Write the records below out in full, character for character, with no pictures.

━━━━━ Supplied material ━━━━━

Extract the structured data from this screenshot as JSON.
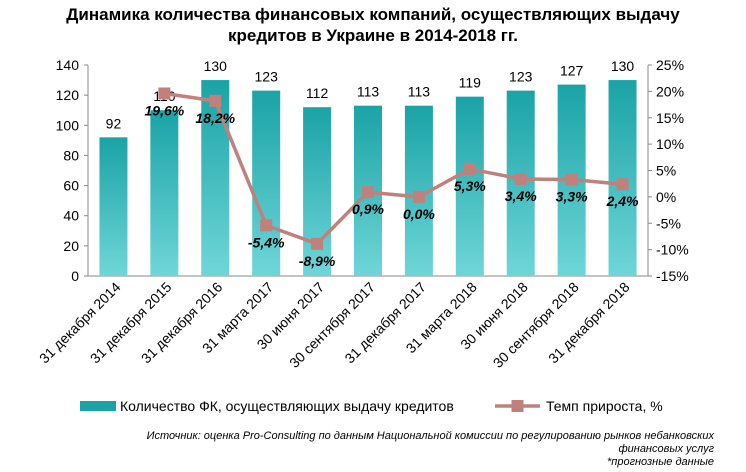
{
  "title_line1": "Динамика количества финансовых компаний, осуществляющих выдачу",
  "title_line2": "кредитов в Украине в 2014-2018 гг.",
  "source_line1": "Источник: оценка Pro-Consulting по данным Национальной комиссии по регулированию рынков небанковских",
  "source_line2": "финансовых услуг",
  "forecast_note": "*прогнозные данные",
  "colors": {
    "bar": "#1aa3a6",
    "bar_light": "#6fd6d8",
    "line": "#c0807c",
    "axis": "#888888"
  },
  "chart_data": {
    "type": "bar",
    "categories": [
      "31 декабря 2014",
      "31 декабря 2015",
      "31 декабря 2016",
      "31 марта 2017",
      "30 июня 2017",
      "30 сентября 2017",
      "31 декабря 2017",
      "31 марта 2018",
      "30 июня 2018",
      "30 сентября 2018",
      "31 декабря 2018"
    ],
    "series": [
      {
        "name": "Количество ФК, осуществляющих выдачу кредитов",
        "type": "bar",
        "axis": "left",
        "values": [
          92,
          110,
          130,
          123,
          112,
          113,
          113,
          119,
          123,
          127,
          130
        ],
        "labels": [
          "92",
          "110",
          "130",
          "123",
          "112",
          "113",
          "113",
          "119",
          "123",
          "127",
          "130"
        ]
      },
      {
        "name": "Темп прироста, %",
        "type": "line",
        "axis": "right",
        "values": [
          null,
          19.6,
          18.2,
          -5.4,
          -8.9,
          0.9,
          0.0,
          5.3,
          3.4,
          3.3,
          2.4
        ],
        "labels": [
          null,
          "19,6%",
          "18,2%",
          "-5,4%",
          "-8,9%",
          "0,9%",
          "0,0%",
          "5,3%",
          "3,4%",
          "3,3%",
          "2,4%"
        ]
      }
    ],
    "left_axis": {
      "ylim": [
        0,
        140
      ],
      "ticks": [
        0,
        20,
        40,
        60,
        80,
        100,
        120,
        140
      ]
    },
    "right_axis": {
      "ylim": [
        -15,
        25
      ],
      "ticks": [
        "-15%",
        "-10%",
        "-5%",
        "0%",
        "5%",
        "10%",
        "15%",
        "20%",
        "25%"
      ]
    },
    "legend_placement": "bottom",
    "grid": false
  }
}
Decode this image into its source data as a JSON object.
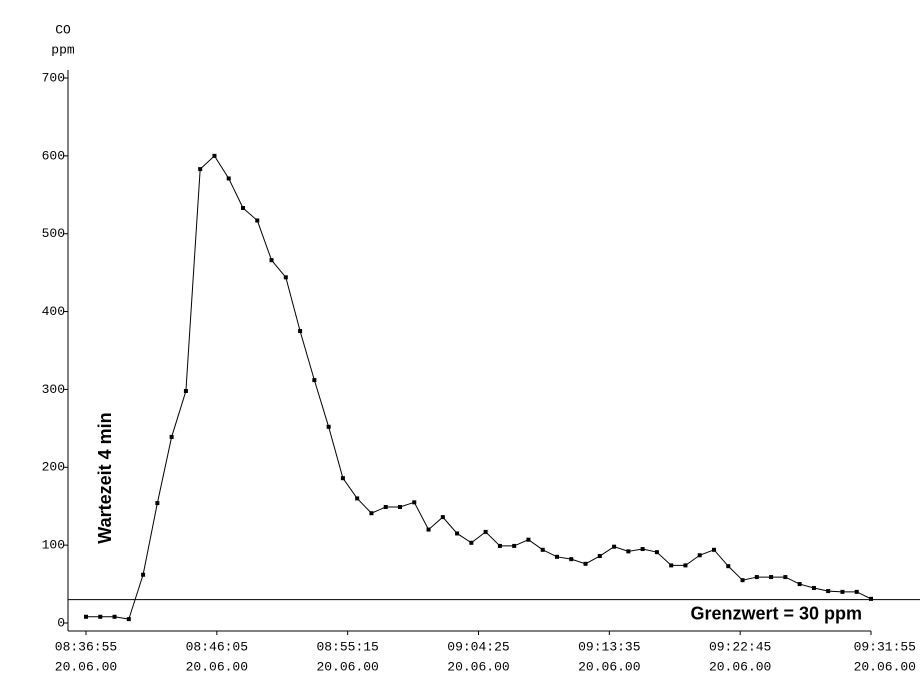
{
  "chart_data": {
    "type": "line",
    "y_label": [
      "CO",
      "ppm"
    ],
    "annotation": "Wartezeit 4 min",
    "limit": {
      "value": 30,
      "label": "Grenzwert = 30 ppm"
    },
    "x": [
      "08:36:55",
      "08:37:55",
      "08:38:55",
      "08:39:55",
      "08:40:55",
      "08:41:55",
      "08:42:55",
      "08:43:55",
      "08:44:55",
      "08:45:55",
      "08:46:55",
      "08:47:55",
      "08:48:55",
      "08:49:55",
      "08:50:55",
      "08:51:55",
      "08:52:55",
      "08:53:55",
      "08:54:55",
      "08:55:55",
      "08:56:55",
      "08:57:55",
      "08:58:55",
      "08:59:55",
      "09:00:55",
      "09:01:55",
      "09:02:55",
      "09:03:55",
      "09:04:55",
      "09:05:55",
      "09:06:55",
      "09:07:55",
      "09:08:55",
      "09:09:55",
      "09:10:55",
      "09:11:55",
      "09:12:55",
      "09:13:55",
      "09:14:55",
      "09:15:55",
      "09:16:55",
      "09:17:55",
      "09:18:55",
      "09:19:55",
      "09:20:55",
      "09:21:55",
      "09:22:55",
      "09:23:55",
      "09:24:55",
      "09:25:55",
      "09:26:55",
      "09:27:55",
      "09:28:55",
      "09:29:55",
      "09:30:55",
      "09:31:55"
    ],
    "series": [
      {
        "color": "#000000",
        "values": [
          8,
          8,
          8,
          5,
          62,
          154,
          239,
          298,
          583,
          600,
          571,
          533,
          517,
          466,
          444,
          375,
          312,
          252,
          186,
          160,
          141,
          149,
          149,
          155,
          120,
          136,
          115,
          103,
          117,
          99,
          99,
          107,
          94,
          85,
          82,
          76,
          86,
          98,
          92,
          95,
          91,
          74,
          74,
          87,
          94,
          73,
          55,
          59,
          59,
          59,
          50,
          45,
          41,
          40,
          40,
          31
        ]
      }
    ],
    "xlim": [
      "08:36:55",
      "09:31:55"
    ],
    "xticks": [
      {
        "time": "08:36:55",
        "date": "20.06.00"
      },
      {
        "time": "08:46:05",
        "date": "20.06.00"
      },
      {
        "time": "08:55:15",
        "date": "20.06.00"
      },
      {
        "time": "09:04:25",
        "date": "20.06.00"
      },
      {
        "time": "09:13:35",
        "date": "20.06.00"
      },
      {
        "time": "09:22:45",
        "date": "20.06.00"
      },
      {
        "time": "09:31:55",
        "date": "20.06.00"
      }
    ],
    "ylim": [
      0,
      700
    ],
    "yticks": [
      0,
      100,
      200,
      300,
      400,
      500,
      600,
      700
    ]
  }
}
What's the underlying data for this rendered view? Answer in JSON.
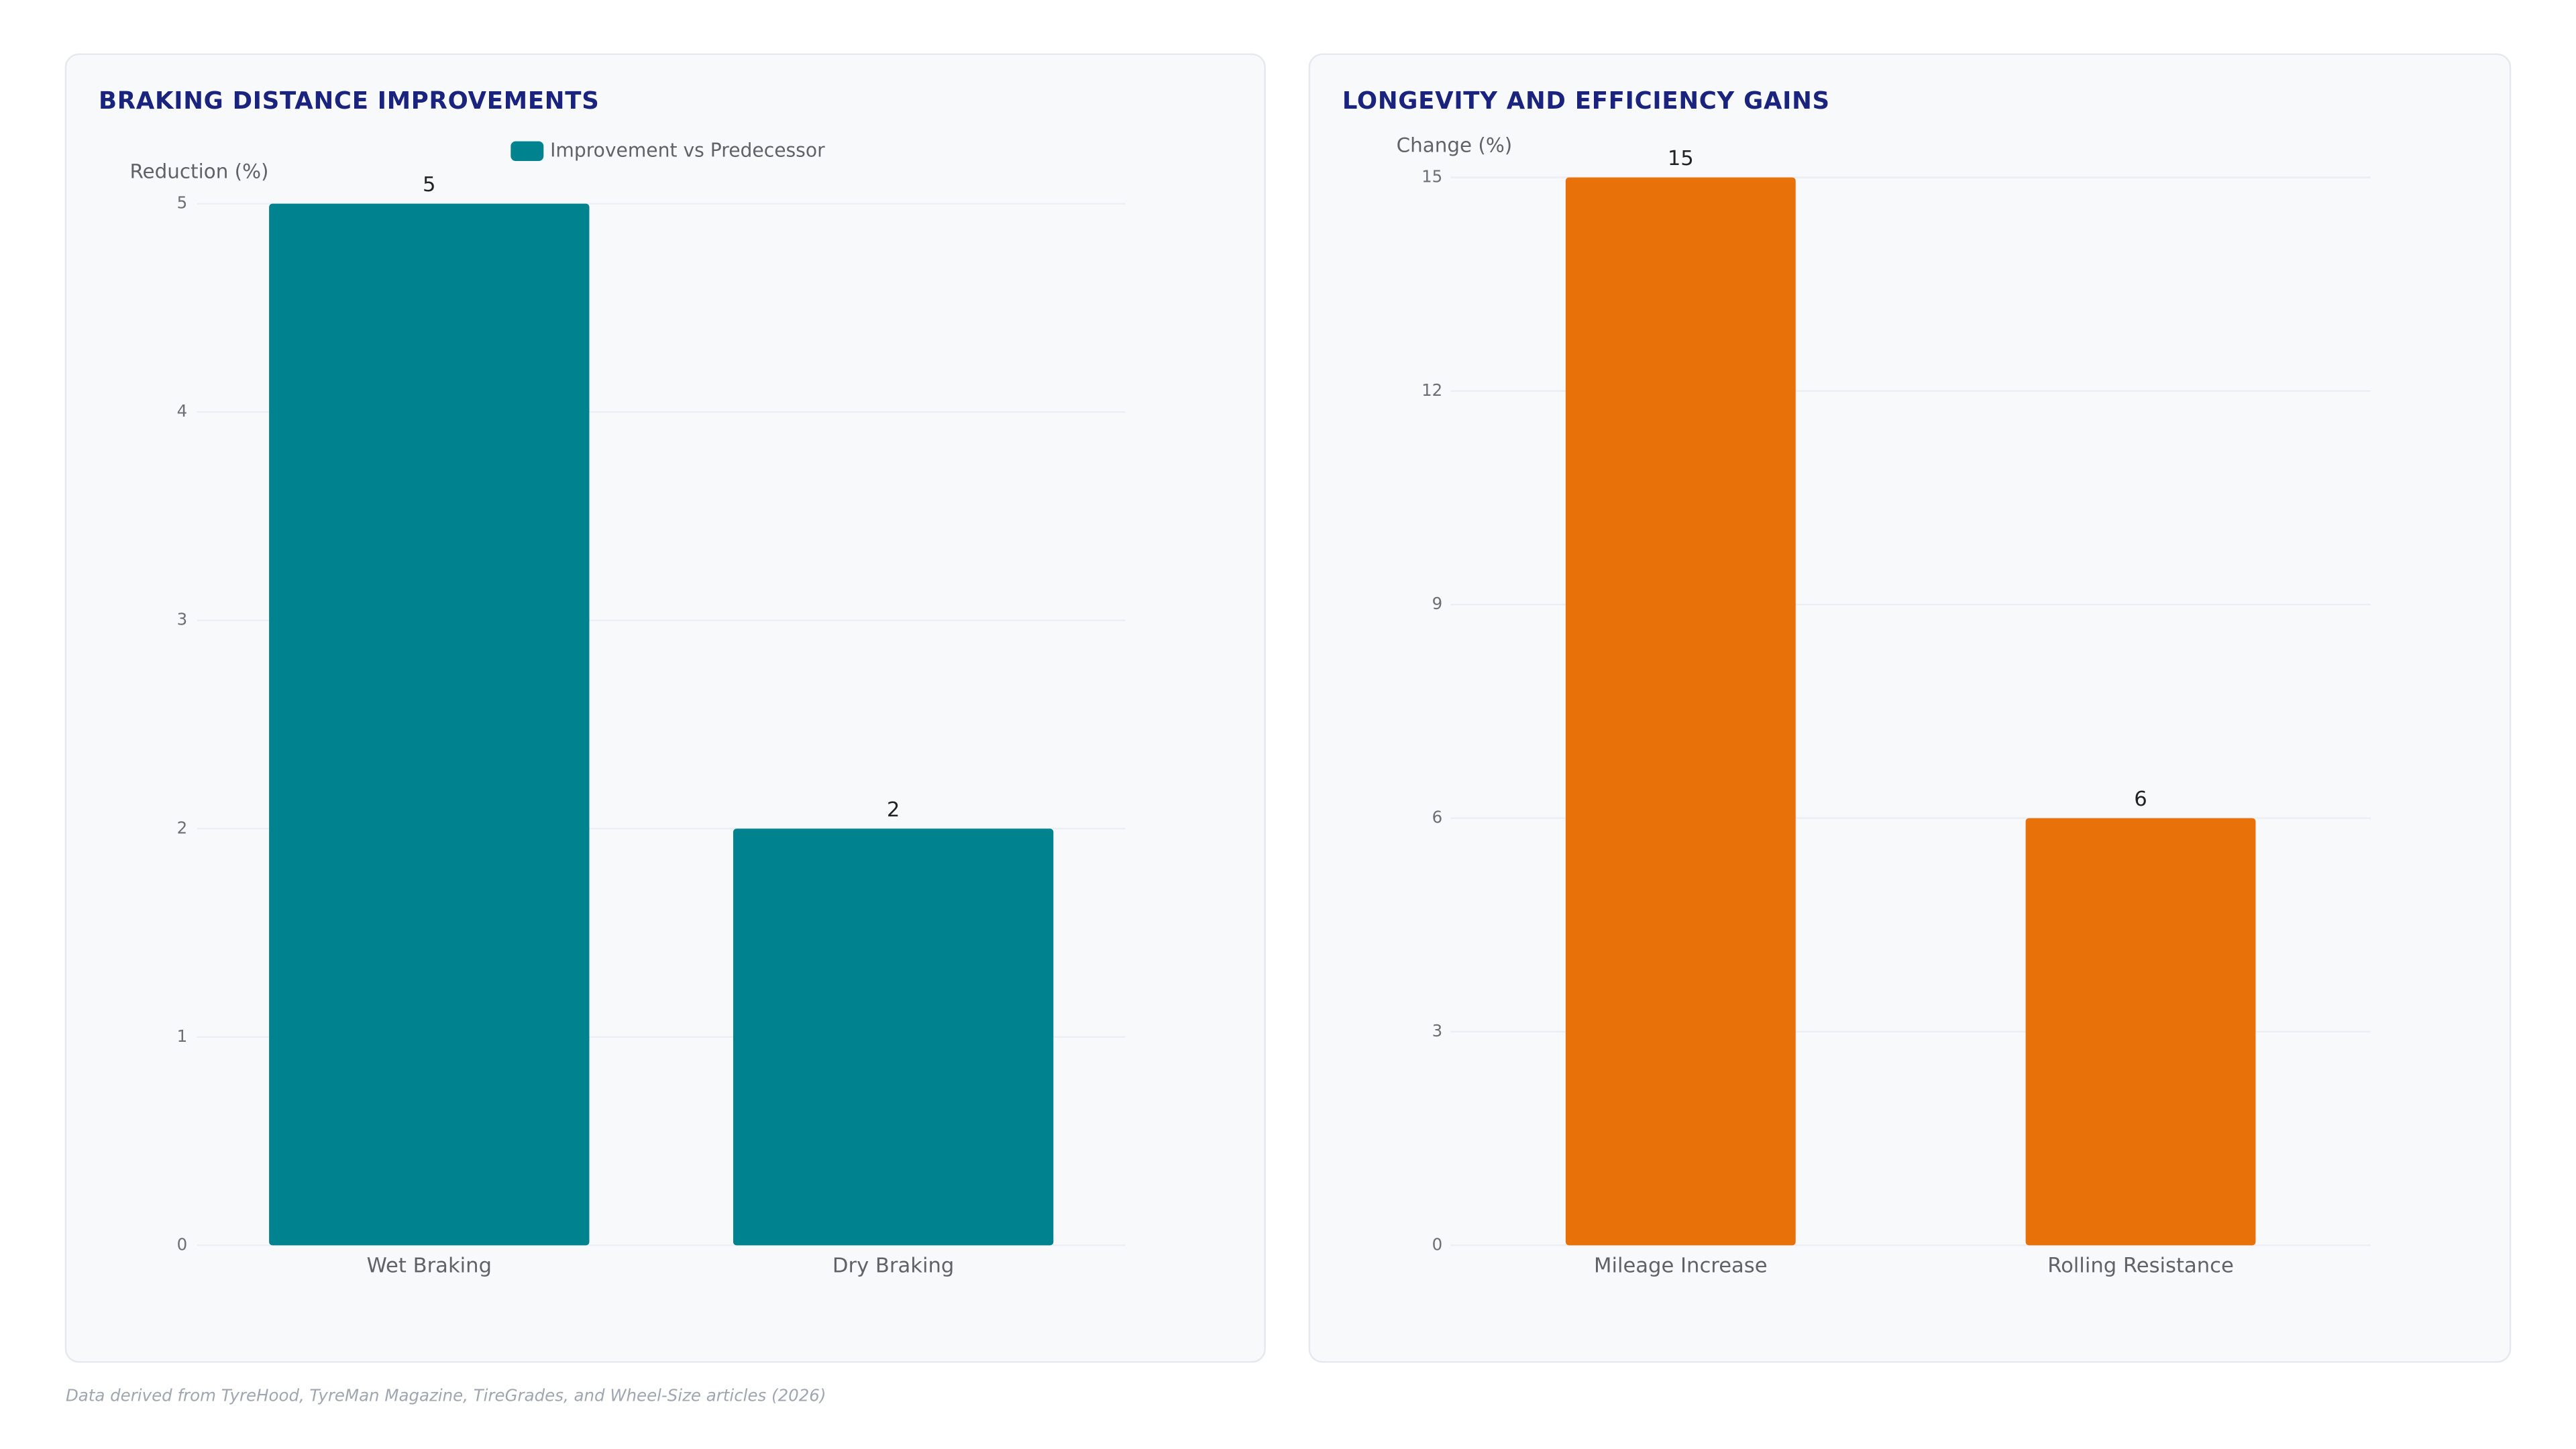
{
  "chart_data": [
    {
      "type": "bar",
      "title": "BRAKING DISTANCE IMPROVEMENTS",
      "y_label": "Reduction (%)",
      "categories": [
        "Wet Braking",
        "Dry Braking"
      ],
      "series": [
        {
          "name": "Improvement vs Predecessor",
          "color": "#00838f",
          "values": [
            5,
            2
          ]
        }
      ],
      "ylim": [
        0,
        5
      ],
      "yticks": [
        0,
        1,
        2,
        3,
        4,
        5
      ],
      "grid": true,
      "legend": "top"
    },
    {
      "type": "bar",
      "title": "LONGEVITY AND EFFICIENCY GAINS",
      "y_label": "Change (%)",
      "categories": [
        "Mileage Increase",
        "Rolling Resistance"
      ],
      "series": [
        {
          "color": "#e8710a",
          "values": [
            15,
            6
          ]
        }
      ],
      "ylim": [
        0,
        15
      ],
      "yticks": [
        0,
        3,
        6,
        9,
        12,
        15
      ],
      "grid": true
    }
  ],
  "footer": "Data derived from TyreHood, TyreMan Magazine, TireGrades, and Wheel-Size articles (2026)"
}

━━━━━

■ Result of the exercise ■
Extract the structured data from this screenshot as JSON.
{
  "title_line1": "Динамика количества финансовых компаний, осуществляющих выдачу",
  "title_line2": "кредитов в Украине в 2014-2018 гг.",
  "source_line1": "Источник: оценка Pro-Consulting по данным Национальной комиссии по регулированию рынков небанковских",
  "source_line2": "финансовых услуг",
  "forecast_note": "*прогнозные данные",
  "colors": {
    "bar": "#1aa3a6",
    "bar_light": "#6fd6d8",
    "line": "#c0807c",
    "axis": "#888888"
  },
  "chart_data": {
    "type": "bar",
    "categories": [
      "31 декабря 2014",
      "31 декабря 2015",
      "31 декабря 2016",
      "31 марта 2017",
      "30 июня 2017",
      "30 сентября 2017",
      "31 декабря 2017",
      "31 марта 2018",
      "30 июня 2018",
      "30 сентября 2018",
      "31 декабря 2018"
    ],
    "series": [
      {
        "name": "Количество ФК, осуществляющих выдачу кредитов",
        "type": "bar",
        "axis": "left",
        "values": [
          92,
          110,
          130,
          123,
          112,
          113,
          113,
          119,
          123,
          127,
          130
        ],
        "labels": [
          "92",
          "110",
          "130",
          "123",
          "112",
          "113",
          "113",
          "119",
          "123",
          "127",
          "130"
        ]
      },
      {
        "name": "Темп прироста, %",
        "type": "line",
        "axis": "right",
        "values": [
          null,
          19.6,
          18.2,
          -5.4,
          -8.9,
          0.9,
          0.0,
          5.3,
          3.4,
          3.3,
          2.4
        ],
        "labels": [
          null,
          "19,6%",
          "18,2%",
          "-5,4%",
          "-8,9%",
          "0,9%",
          "0,0%",
          "5,3%",
          "3,4%",
          "3,3%",
          "2,4%"
        ]
      }
    ],
    "left_axis": {
      "ylim": [
        0,
        140
      ],
      "ticks": [
        0,
        20,
        40,
        60,
        80,
        100,
        120,
        140
      ]
    },
    "right_axis": {
      "ylim": [
        -15,
        25
      ],
      "ticks": [
        "-15%",
        "-10%",
        "-5%",
        "0%",
        "5%",
        "10%",
        "15%",
        "20%",
        "25%"
      ]
    },
    "legend_placement": "bottom",
    "grid": false
  }
}
Decode this image into its source data as a JSON object.
{
  "chart_data": {
    "type": "line",
    "y_label": [
      "CO",
      "ppm"
    ],
    "annotation": "Wartezeit 4 min",
    "limit": {
      "value": 30,
      "label": "Grenzwert = 30 ppm"
    },
    "x": [
      "08:36:55",
      "08:37:55",
      "08:38:55",
      "08:39:55",
      "08:40:55",
      "08:41:55",
      "08:42:55",
      "08:43:55",
      "08:44:55",
      "08:45:55",
      "08:46:55",
      "08:47:55",
      "08:48:55",
      "08:49:55",
      "08:50:55",
      "08:51:55",
      "08:52:55",
      "08:53:55",
      "08:54:55",
      "08:55:55",
      "08:56:55",
      "08:57:55",
      "08:58:55",
      "08:59:55",
      "09:00:55",
      "09:01:55",
      "09:02:55",
      "09:03:55",
      "09:04:55",
      "09:05:55",
      "09:06:55",
      "09:07:55",
      "09:08:55",
      "09:09:55",
      "09:10:55",
      "09:11:55",
      "09:12:55",
      "09:13:55",
      "09:14:55",
      "09:15:55",
      "09:16:55",
      "09:17:55",
      "09:18:55",
      "09:19:55",
      "09:20:55",
      "09:21:55",
      "09:22:55",
      "09:23:55",
      "09:24:55",
      "09:25:55",
      "09:26:55",
      "09:27:55",
      "09:28:55",
      "09:29:55",
      "09:30:55",
      "09:31:55"
    ],
    "series": [
      {
        "color": "#000000",
        "values": [
          8,
          8,
          8,
          5,
          62,
          154,
          239,
          298,
          583,
          600,
          571,
          533,
          517,
          466,
          444,
          375,
          312,
          252,
          186,
          160,
          141,
          149,
          149,
          155,
          120,
          136,
          115,
          103,
          117,
          99,
          99,
          107,
          94,
          85,
          82,
          76,
          86,
          98,
          92,
          95,
          91,
          74,
          74,
          87,
          94,
          73,
          55,
          59,
          59,
          59,
          50,
          45,
          41,
          40,
          40,
          31
        ]
      }
    ],
    "xlim": [
      "08:36:55",
      "09:31:55"
    ],
    "xticks": [
      {
        "time": "08:36:55",
        "date": "20.06.00"
      },
      {
        "time": "08:46:05",
        "date": "20.06.00"
      },
      {
        "time": "08:55:15",
        "date": "20.06.00"
      },
      {
        "time": "09:04:25",
        "date": "20.06.00"
      },
      {
        "time": "09:13:35",
        "date": "20.06.00"
      },
      {
        "time": "09:22:45",
        "date": "20.06.00"
      },
      {
        "time": "09:31:55",
        "date": "20.06.00"
      }
    ],
    "ylim": [
      0,
      700
    ],
    "yticks": [
      0,
      100,
      200,
      300,
      400,
      500,
      600,
      700
    ]
  }
}
What's the underlying data for this rendered view? Answer in JSON.
{
  "chart_data": [
    {
      "type": "bar",
      "title": "BRAKING DISTANCE IMPROVEMENTS",
      "y_label": "Reduction (%)",
      "categories": [
        "Wet Braking",
        "Dry Braking"
      ],
      "series": [
        {
          "name": "Improvement vs Predecessor",
          "color": "#00838f",
          "values": [
            5,
            2
          ]
        }
      ],
      "ylim": [
        0,
        5
      ],
      "yticks": [
        0,
        1,
        2,
        3,
        4,
        5
      ],
      "grid": true,
      "legend": "top"
    },
    {
      "type": "bar",
      "title": "LONGEVITY AND EFFICIENCY GAINS",
      "y_label": "Change (%)",
      "categories": [
        "Mileage Increase",
        "Rolling Resistance"
      ],
      "series": [
        {
          "color": "#e8710a",
          "values": [
            15,
            6
          ]
        }
      ],
      "ylim": [
        0,
        15
      ],
      "yticks": [
        0,
        3,
        6,
        9,
        12,
        15
      ],
      "grid": true
    }
  ],
  "footer": "Data derived from TyreHood, TyreMan Magazine, TireGrades, and Wheel-Size articles (2026)"
}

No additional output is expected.